Excerpts from a figure dataset
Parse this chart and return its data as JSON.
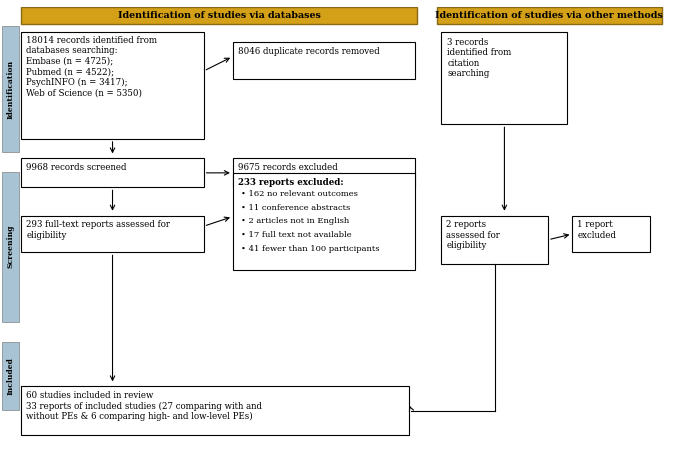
{
  "header1_text": "Identification of studies via databases",
  "header2_text": "Identification of studies via other methods",
  "header_bg": "#D4A017",
  "header_fg": "#000000",
  "side_labels": [
    "Identification",
    "Screening",
    "Included"
  ],
  "side_label_color": "#000000",
  "side_bg": "#A8C4D4",
  "box_bg": "#FFFFFF",
  "box_edge": "#000000",
  "box1_text": "18014 records identified from\ndatabases searching:\nEmbase (n = 4725);\nPubmed (n = 4522);\nPsychINFO (n = 3417);\nWeb of Science (n = 5350)",
  "box1_bold_prefix": "18014",
  "box2_text": "8046 duplicate records removed",
  "box3_text": "3 records\nidentified from\ncitation\nsearching",
  "box4_text": "9968 records screened",
  "box5_text": "9675 records excluded",
  "box6_text": "293 full-text reports assessed for\neligibility",
  "box7_title": "233 reports excluded:",
  "box7_bullets": [
    "162 no relevant outcomes",
    "11 conference abstracts",
    "2 articles not in English",
    "17 full text not available",
    "41 fewer than 100 participants"
  ],
  "box8_text": "2 reports\nassessed for\neligibility",
  "box9_text": "1 report\nexcluded",
  "box10_text": "60 studies included in review\n33 reports of included studies (27 comparing with and\nwithout PEs & 6 comparing high- and low-level PEs)",
  "arrow_color": "#000000",
  "background": "#FFFFFF"
}
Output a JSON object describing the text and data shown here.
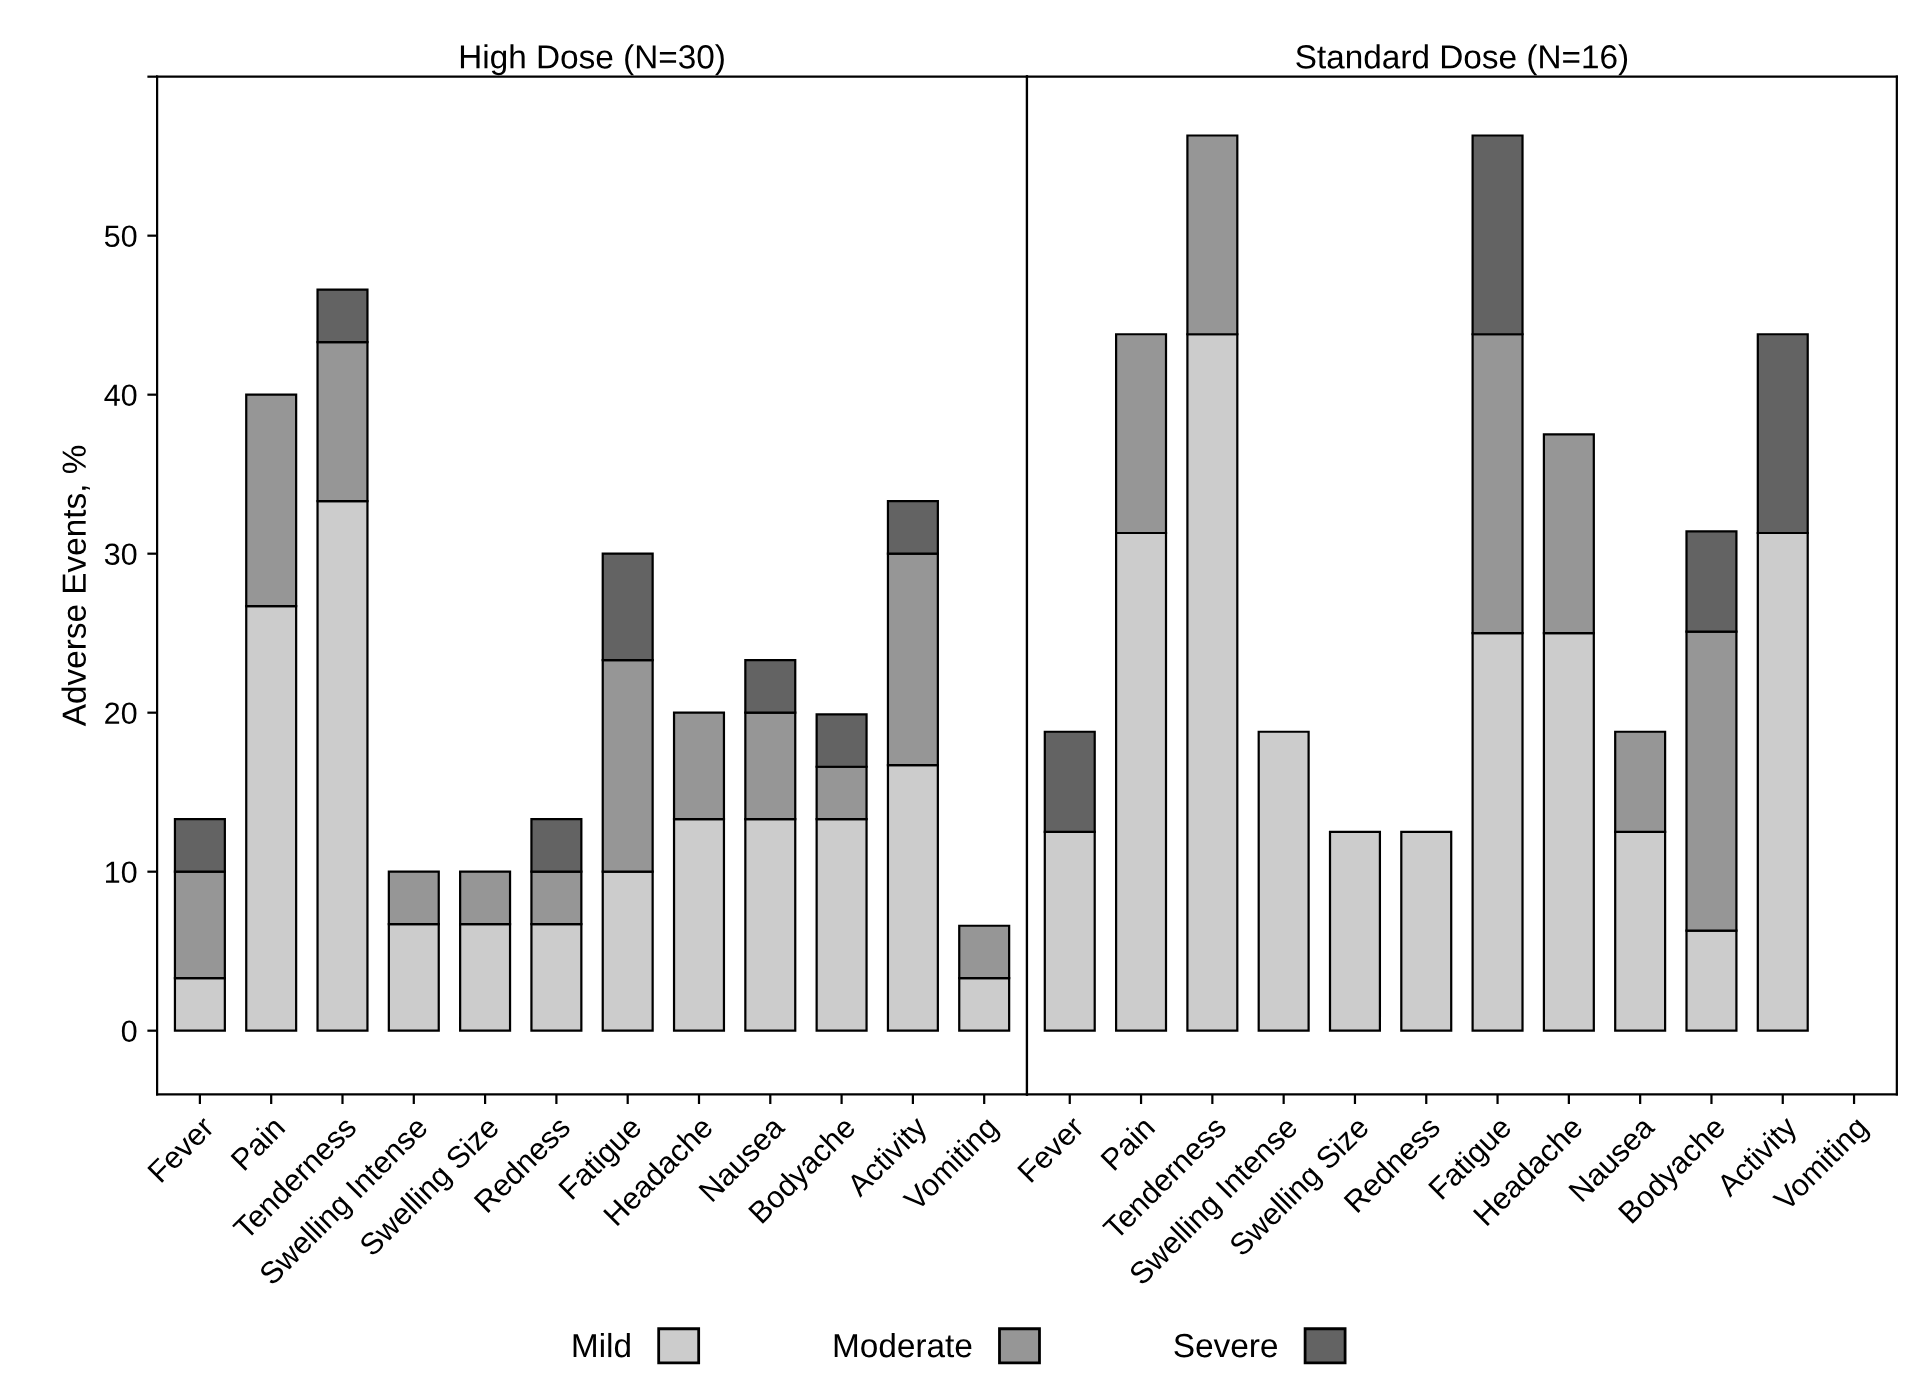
{
  "chart_data": [
    {
      "type": "bar",
      "title": "High Dose (N=30)",
      "ylabel": "Adverse Events, %",
      "stacked": true,
      "legend": "bottom",
      "grid": false,
      "categories": [
        "Fever",
        "Pain",
        "Tenderness",
        "Swelling Intense",
        "Swelling Size",
        "Redness",
        "Fatigue",
        "Headache",
        "Nausea",
        "Bodyache",
        "Activity",
        "Vomiting"
      ],
      "series": [
        {
          "name": "Mild",
          "color": "#cccccc",
          "values": [
            3.3,
            26.7,
            33.3,
            6.7,
            6.7,
            6.7,
            10,
            13.3,
            13.3,
            13.3,
            16.7,
            3.3
          ]
        },
        {
          "name": "Moderate",
          "color": "#969696",
          "values": [
            6.7,
            13.3,
            10,
            3.3,
            3.3,
            3.3,
            13.3,
            6.7,
            6.7,
            3.3,
            13.3,
            3.3
          ]
        },
        {
          "name": "Severe",
          "color": "#636363",
          "values": [
            3.3,
            0,
            3.3,
            0,
            0,
            3.3,
            6.7,
            0,
            3.3,
            3.3,
            3.3,
            0
          ]
        }
      ],
      "ylim": [
        -4,
        60
      ],
      "yticks": [
        0,
        10,
        20,
        30,
        40,
        50,
        {
          "value": 60,
          "label": null
        }
      ]
    },
    {
      "type": "bar",
      "title": "Standard Dose (N=16)",
      "stacked": true,
      "legend": "bottom",
      "grid": false,
      "tick_labels": "x",
      "categories": [
        "Fever",
        "Pain",
        "Tenderness",
        "Swelling Intense",
        "Swelling Size",
        "Redness",
        "Fatigue",
        "Headache",
        "Nausea",
        "Bodyache",
        "Activity",
        "Vomiting"
      ],
      "series": [
        {
          "color": "#cccccc",
          "values": [
            12.5,
            31.3,
            43.8,
            18.8,
            12.5,
            12.5,
            25,
            25,
            12.5,
            6.3,
            31.3,
            0
          ]
        },
        {
          "color": "#969696",
          "values": [
            0,
            12.5,
            12.5,
            0,
            0,
            0,
            18.8,
            12.5,
            6.3,
            18.8,
            0,
            0
          ]
        },
        {
          "color": "#636363",
          "values": [
            6.3,
            0,
            0,
            0,
            0,
            0,
            12.5,
            0,
            0,
            6.3,
            12.5,
            0
          ]
        }
      ],
      "ylim": [
        -4,
        60
      ],
      "yticks": [
        0,
        10,
        20,
        30,
        40,
        50,
        {
          "value": 60,
          "label": null
        }
      ]
    }
  ]
}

* [STATED EXERCISE]
Print all entries exactly. The images do not belong in the copy.

* [TASK ANSWER]
Parse this chart and return its data as JSON.
{
  "header1_text": "Identification of studies via databases",
  "header2_text": "Identification of studies via other methods",
  "header_bg": "#D4A017",
  "header_fg": "#000000",
  "side_labels": [
    "Identification",
    "Screening",
    "Included"
  ],
  "side_label_color": "#000000",
  "side_bg": "#A8C4D4",
  "box_bg": "#FFFFFF",
  "box_edge": "#000000",
  "box1_text": "18014 records identified from\ndatabases searching:\nEmbase (n = 4725);\nPubmed (n = 4522);\nPsychINFO (n = 3417);\nWeb of Science (n = 5350)",
  "box1_bold_prefix": "18014",
  "box2_text": "8046 duplicate records removed",
  "box3_text": "3 records\nidentified from\ncitation\nsearching",
  "box4_text": "9968 records screened",
  "box5_text": "9675 records excluded",
  "box6_text": "293 full-text reports assessed for\neligibility",
  "box7_title": "233 reports excluded:",
  "box7_bullets": [
    "162 no relevant outcomes",
    "11 conference abstracts",
    "2 articles not in English",
    "17 full text not available",
    "41 fewer than 100 participants"
  ],
  "box8_text": "2 reports\nassessed for\neligibility",
  "box9_text": "1 report\nexcluded",
  "box10_text": "60 studies included in review\n33 reports of included studies (27 comparing with and\nwithout PEs & 6 comparing high- and low-level PEs)",
  "arrow_color": "#000000",
  "background": "#FFFFFF"
}
Output a JSON object describing the text and data shown here.
{
  "chart_data": [
    {
      "type": "bar",
      "title": "High Dose (N=30)",
      "ylabel": "Adverse Events, %",
      "stacked": true,
      "legend": "bottom",
      "grid": false,
      "categories": [
        "Fever",
        "Pain",
        "Tenderness",
        "Swelling Intense",
        "Swelling Size",
        "Redness",
        "Fatigue",
        "Headache",
        "Nausea",
        "Bodyache",
        "Activity",
        "Vomiting"
      ],
      "series": [
        {
          "name": "Mild",
          "color": "#cccccc",
          "values": [
            3.3,
            26.7,
            33.3,
            6.7,
            6.7,
            6.7,
            10,
            13.3,
            13.3,
            13.3,
            16.7,
            3.3
          ]
        },
        {
          "name": "Moderate",
          "color": "#969696",
          "values": [
            6.7,
            13.3,
            10,
            3.3,
            3.3,
            3.3,
            13.3,
            6.7,
            6.7,
            3.3,
            13.3,
            3.3
          ]
        },
        {
          "name": "Severe",
          "color": "#636363",
          "values": [
            3.3,
            0,
            3.3,
            0,
            0,
            3.3,
            6.7,
            0,
            3.3,
            3.3,
            3.3,
            0
          ]
        }
      ],
      "ylim": [
        -4,
        60
      ],
      "yticks": [
        0,
        10,
        20,
        30,
        40,
        50,
        {
          "value": 60,
          "label": null
        }
      ]
    },
    {
      "type": "bar",
      "title": "Standard Dose (N=16)",
      "stacked": true,
      "legend": "bottom",
      "grid": false,
      "tick_labels": "x",
      "categories": [
        "Fever",
        "Pain",
        "Tenderness",
        "Swelling Intense",
        "Swelling Size",
        "Redness",
        "Fatigue",
        "Headache",
        "Nausea",
        "Bodyache",
        "Activity",
        "Vomiting"
      ],
      "series": [
        {
          "color": "#cccccc",
          "values": [
            12.5,
            31.3,
            43.8,
            18.8,
            12.5,
            12.5,
            25,
            25,
            12.5,
            6.3,
            31.3,
            0
          ]
        },
        {
          "color": "#969696",
          "values": [
            0,
            12.5,
            12.5,
            0,
            0,
            0,
            18.8,
            12.5,
            6.3,
            18.8,
            0,
            0
          ]
        },
        {
          "color": "#636363",
          "values": [
            6.3,
            0,
            0,
            0,
            0,
            0,
            12.5,
            0,
            0,
            6.3,
            12.5,
            0
          ]
        }
      ],
      "ylim": [
        -4,
        60
      ],
      "yticks": [
        0,
        10,
        20,
        30,
        40,
        50,
        {
          "value": 60,
          "label": null
        }
      ]
    }
  ]
}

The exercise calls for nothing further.